__Direction__. Write out the listing below in full and exactly, leaving out every picture.

[Begin]

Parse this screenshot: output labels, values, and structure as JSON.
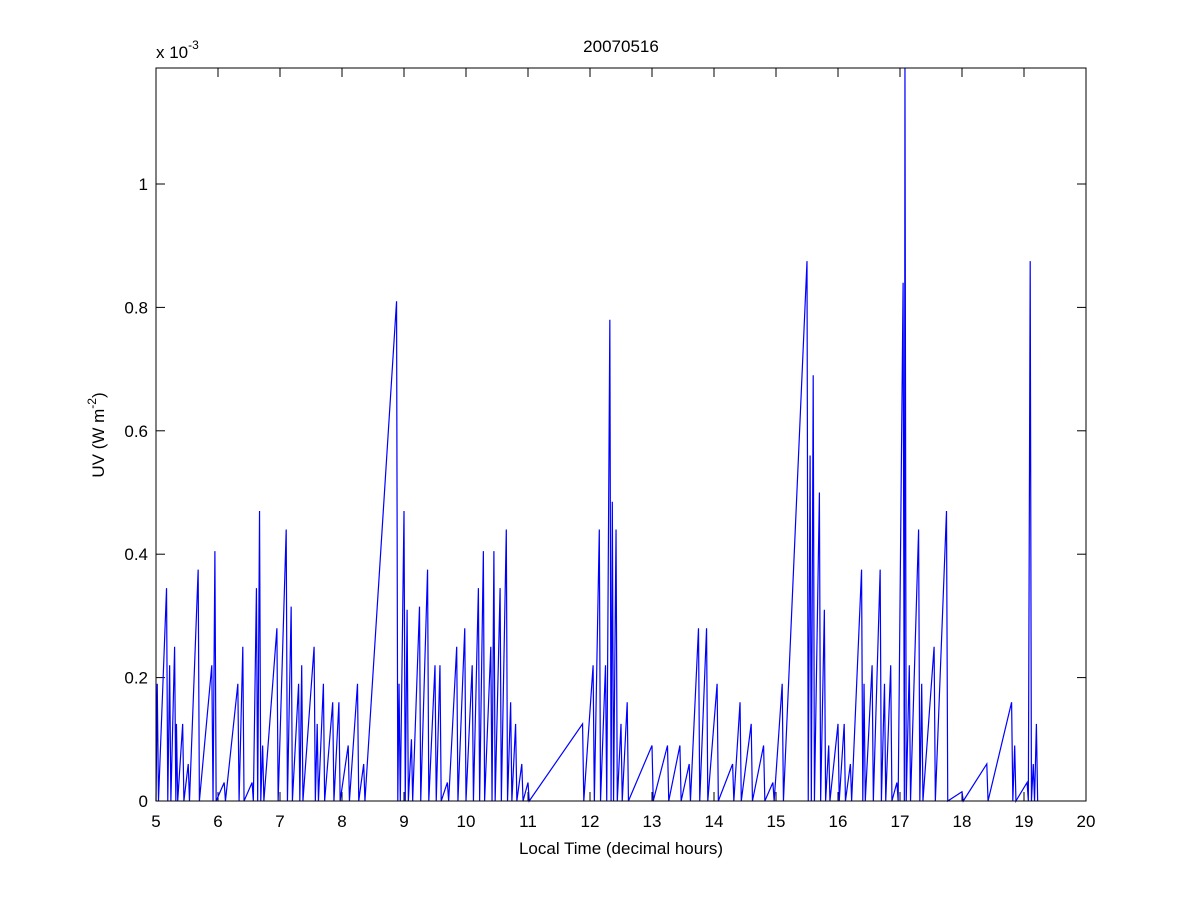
{
  "chart_data": {
    "type": "line",
    "title": "20070516",
    "x_label": "Local Time (decimal hours)",
    "y_label": {
      "text": "UV (W m",
      "exponent": "-2",
      "close": ")"
    },
    "y_multiplier": {
      "base": "x 10",
      "exponent": "-3"
    },
    "xlim": [
      5,
      20
    ],
    "ylim": [
      0,
      1.188
    ],
    "xticks": [
      5,
      6,
      7,
      8,
      9,
      10,
      11,
      12,
      13,
      14,
      15,
      16,
      17,
      18,
      19,
      20
    ],
    "yticks": [
      0,
      0.2,
      0.4,
      0.6,
      0.8,
      1
    ],
    "grid": false,
    "series": [
      {
        "name": "UV",
        "color": "#0000ff",
        "x": [
          5,
          5.02,
          5.04,
          5.17,
          5.19,
          5.22,
          5.24,
          5.3,
          5.32,
          5.33,
          5.35,
          5.43,
          5.45,
          5.52,
          5.54,
          5.68,
          5.7,
          5.9,
          5.92,
          5.95,
          5.97,
          6.1,
          6.12,
          6.32,
          6.34,
          6.4,
          6.42,
          6.55,
          6.57,
          6.62,
          6.64,
          6.67,
          6.69,
          6.72,
          6.74,
          6.95,
          6.97,
          7.1,
          7.12,
          7.18,
          7.2,
          7.3,
          7.32,
          7.35,
          7.37,
          7.55,
          7.57,
          7.6,
          7.62,
          7.7,
          7.72,
          7.85,
          7.87,
          7.95,
          7.97,
          8.1,
          8.12,
          8.25,
          8.27,
          8.35,
          8.37,
          8.88,
          8.9,
          8.92,
          8.94,
          9.0,
          9.02,
          9.05,
          9.07,
          9.12,
          9.14,
          9.25,
          9.27,
          9.38,
          9.4,
          9.5,
          9.52,
          9.58,
          9.6,
          9.7,
          9.72,
          9.85,
          9.87,
          9.98,
          10.0,
          10.1,
          10.12,
          10.2,
          10.22,
          10.28,
          10.3,
          10.4,
          10.42,
          10.45,
          10.47,
          10.55,
          10.57,
          10.65,
          10.67,
          10.72,
          10.74,
          10.8,
          10.82,
          10.9,
          10.92,
          11.0,
          11.02,
          11.88,
          11.9,
          12.05,
          12.07,
          12.15,
          12.17,
          12.25,
          12.27,
          12.32,
          12.34,
          12.36,
          12.38,
          12.42,
          12.44,
          12.5,
          12.52,
          12.6,
          12.62,
          13.0,
          13.02,
          13.25,
          13.27,
          13.45,
          13.47,
          13.6,
          13.62,
          13.75,
          13.77,
          13.88,
          13.9,
          14.05,
          14.07,
          14.3,
          14.32,
          14.42,
          14.44,
          14.6,
          14.62,
          14.8,
          14.82,
          14.95,
          14.97,
          15.1,
          15.12,
          15.5,
          15.52,
          15.55,
          15.57,
          15.6,
          15.62,
          15.7,
          15.72,
          15.78,
          15.8,
          15.85,
          15.87,
          16.0,
          16.02,
          16.1,
          16.12,
          16.2,
          16.22,
          16.38,
          16.4,
          16.42,
          16.44,
          16.55,
          16.57,
          16.68,
          16.7,
          16.75,
          16.77,
          16.85,
          16.87,
          16.95,
          16.97,
          17.05,
          17.07,
          17.08,
          17.1,
          17.15,
          17.17,
          17.3,
          17.32,
          17.35,
          17.37,
          17.55,
          17.57,
          17.75,
          17.77,
          18.0,
          18.02,
          18.4,
          18.42,
          18.8,
          18.82,
          18.85,
          18.87,
          19.05,
          19.07,
          19.1,
          19.12,
          19.15,
          19.17,
          19.2,
          19.22
        ],
        "values": [
          0,
          0.19,
          0,
          0.345,
          0,
          0.22,
          0,
          0.25,
          0,
          0.125,
          0,
          0.125,
          0,
          0.06,
          0,
          0.375,
          0,
          0.22,
          0,
          0.405,
          0,
          0.03,
          0,
          0.19,
          0,
          0.25,
          0,
          0.03,
          0,
          0.345,
          0,
          0.47,
          0,
          0.09,
          0,
          0.28,
          0,
          0.44,
          0,
          0.315,
          0,
          0.19,
          0,
          0.22,
          0,
          0.25,
          0,
          0.125,
          0,
          0.19,
          0,
          0.16,
          0,
          0.16,
          0,
          0.09,
          0,
          0.19,
          0,
          0.06,
          0,
          0.81,
          0,
          0.19,
          0,
          0.47,
          0,
          0.31,
          0,
          0.1,
          0,
          0.315,
          0,
          0.375,
          0,
          0.22,
          0,
          0.22,
          0,
          0.03,
          0,
          0.25,
          0,
          0.28,
          0,
          0.22,
          0,
          0.345,
          0,
          0.405,
          0,
          0.25,
          0,
          0.405,
          0,
          0.345,
          0,
          0.44,
          0,
          0.16,
          0,
          0.125,
          0,
          0.06,
          0,
          0.03,
          0,
          0.125,
          0,
          0.22,
          0,
          0.44,
          0,
          0.22,
          0,
          0.78,
          0,
          0.485,
          0,
          0.44,
          0,
          0.125,
          0,
          0.16,
          0,
          0.09,
          0,
          0.09,
          0,
          0.09,
          0,
          0.06,
          0,
          0.28,
          0,
          0.28,
          0,
          0.19,
          0,
          0.06,
          0,
          0.16,
          0,
          0.125,
          0,
          0.09,
          0,
          0.03,
          0,
          0.19,
          0,
          0.875,
          0,
          0.56,
          0,
          0.69,
          0,
          0.5,
          0,
          0.31,
          0,
          0.09,
          0,
          0.125,
          0,
          0.125,
          0,
          0.06,
          0,
          0.375,
          0,
          0.19,
          0,
          0.22,
          0,
          0.375,
          0,
          0.19,
          0,
          0.22,
          0,
          0.03,
          0,
          0.84,
          0,
          1.188,
          0,
          0.22,
          0,
          0.44,
          0,
          0.19,
          0,
          0.25,
          0,
          0.47,
          0,
          0.015,
          0,
          0.06,
          0,
          0.16,
          0,
          0.09,
          0,
          0.03,
          0,
          0.875,
          0,
          0.06,
          0,
          0.125,
          0
        ]
      }
    ]
  }
}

[End]

__Output of the exercise__.
Parse this screenshot: output labels, values, and structure as JSON.
{
  "chart_data": {
    "type": "line",
    "title": "20070516",
    "x_label": "Local Time (decimal hours)",
    "y_label": {
      "text": "UV (W m",
      "exponent": "-2",
      "close": ")"
    },
    "y_multiplier": {
      "base": "x 10",
      "exponent": "-3"
    },
    "xlim": [
      5,
      20
    ],
    "ylim": [
      0,
      1.188
    ],
    "xticks": [
      5,
      6,
      7,
      8,
      9,
      10,
      11,
      12,
      13,
      14,
      15,
      16,
      17,
      18,
      19,
      20
    ],
    "yticks": [
      0,
      0.2,
      0.4,
      0.6,
      0.8,
      1
    ],
    "grid": false,
    "series": [
      {
        "name": "UV",
        "color": "#0000ff",
        "x": [
          5,
          5.02,
          5.04,
          5.17,
          5.19,
          5.22,
          5.24,
          5.3,
          5.32,
          5.33,
          5.35,
          5.43,
          5.45,
          5.52,
          5.54,
          5.68,
          5.7,
          5.9,
          5.92,
          5.95,
          5.97,
          6.1,
          6.12,
          6.32,
          6.34,
          6.4,
          6.42,
          6.55,
          6.57,
          6.62,
          6.64,
          6.67,
          6.69,
          6.72,
          6.74,
          6.95,
          6.97,
          7.1,
          7.12,
          7.18,
          7.2,
          7.3,
          7.32,
          7.35,
          7.37,
          7.55,
          7.57,
          7.6,
          7.62,
          7.7,
          7.72,
          7.85,
          7.87,
          7.95,
          7.97,
          8.1,
          8.12,
          8.25,
          8.27,
          8.35,
          8.37,
          8.88,
          8.9,
          8.92,
          8.94,
          9.0,
          9.02,
          9.05,
          9.07,
          9.12,
          9.14,
          9.25,
          9.27,
          9.38,
          9.4,
          9.5,
          9.52,
          9.58,
          9.6,
          9.7,
          9.72,
          9.85,
          9.87,
          9.98,
          10.0,
          10.1,
          10.12,
          10.2,
          10.22,
          10.28,
          10.3,
          10.4,
          10.42,
          10.45,
          10.47,
          10.55,
          10.57,
          10.65,
          10.67,
          10.72,
          10.74,
          10.8,
          10.82,
          10.9,
          10.92,
          11.0,
          11.02,
          11.88,
          11.9,
          12.05,
          12.07,
          12.15,
          12.17,
          12.25,
          12.27,
          12.32,
          12.34,
          12.36,
          12.38,
          12.42,
          12.44,
          12.5,
          12.52,
          12.6,
          12.62,
          13.0,
          13.02,
          13.25,
          13.27,
          13.45,
          13.47,
          13.6,
          13.62,
          13.75,
          13.77,
          13.88,
          13.9,
          14.05,
          14.07,
          14.3,
          14.32,
          14.42,
          14.44,
          14.6,
          14.62,
          14.8,
          14.82,
          14.95,
          14.97,
          15.1,
          15.12,
          15.5,
          15.52,
          15.55,
          15.57,
          15.6,
          15.62,
          15.7,
          15.72,
          15.78,
          15.8,
          15.85,
          15.87,
          16.0,
          16.02,
          16.1,
          16.12,
          16.2,
          16.22,
          16.38,
          16.4,
          16.42,
          16.44,
          16.55,
          16.57,
          16.68,
          16.7,
          16.75,
          16.77,
          16.85,
          16.87,
          16.95,
          16.97,
          17.05,
          17.07,
          17.08,
          17.1,
          17.15,
          17.17,
          17.3,
          17.32,
          17.35,
          17.37,
          17.55,
          17.57,
          17.75,
          17.77,
          18.0,
          18.02,
          18.4,
          18.42,
          18.8,
          18.82,
          18.85,
          18.87,
          19.05,
          19.07,
          19.1,
          19.12,
          19.15,
          19.17,
          19.2,
          19.22
        ],
        "values": [
          0,
          0.19,
          0,
          0.345,
          0,
          0.22,
          0,
          0.25,
          0,
          0.125,
          0,
          0.125,
          0,
          0.06,
          0,
          0.375,
          0,
          0.22,
          0,
          0.405,
          0,
          0.03,
          0,
          0.19,
          0,
          0.25,
          0,
          0.03,
          0,
          0.345,
          0,
          0.47,
          0,
          0.09,
          0,
          0.28,
          0,
          0.44,
          0,
          0.315,
          0,
          0.19,
          0,
          0.22,
          0,
          0.25,
          0,
          0.125,
          0,
          0.19,
          0,
          0.16,
          0,
          0.16,
          0,
          0.09,
          0,
          0.19,
          0,
          0.06,
          0,
          0.81,
          0,
          0.19,
          0,
          0.47,
          0,
          0.31,
          0,
          0.1,
          0,
          0.315,
          0,
          0.375,
          0,
          0.22,
          0,
          0.22,
          0,
          0.03,
          0,
          0.25,
          0,
          0.28,
          0,
          0.22,
          0,
          0.345,
          0,
          0.405,
          0,
          0.25,
          0,
          0.405,
          0,
          0.345,
          0,
          0.44,
          0,
          0.16,
          0,
          0.125,
          0,
          0.06,
          0,
          0.03,
          0,
          0.125,
          0,
          0.22,
          0,
          0.44,
          0,
          0.22,
          0,
          0.78,
          0,
          0.485,
          0,
          0.44,
          0,
          0.125,
          0,
          0.16,
          0,
          0.09,
          0,
          0.09,
          0,
          0.09,
          0,
          0.06,
          0,
          0.28,
          0,
          0.28,
          0,
          0.19,
          0,
          0.06,
          0,
          0.16,
          0,
          0.125,
          0,
          0.09,
          0,
          0.03,
          0,
          0.19,
          0,
          0.875,
          0,
          0.56,
          0,
          0.69,
          0,
          0.5,
          0,
          0.31,
          0,
          0.09,
          0,
          0.125,
          0,
          0.125,
          0,
          0.06,
          0,
          0.375,
          0,
          0.19,
          0,
          0.22,
          0,
          0.375,
          0,
          0.19,
          0,
          0.22,
          0,
          0.03,
          0,
          0.84,
          0,
          1.188,
          0,
          0.22,
          0,
          0.44,
          0,
          0.19,
          0,
          0.25,
          0,
          0.47,
          0,
          0.015,
          0,
          0.06,
          0,
          0.16,
          0,
          0.09,
          0,
          0.03,
          0,
          0.875,
          0,
          0.06,
          0,
          0.125,
          0
        ]
      }
    ]
  }
}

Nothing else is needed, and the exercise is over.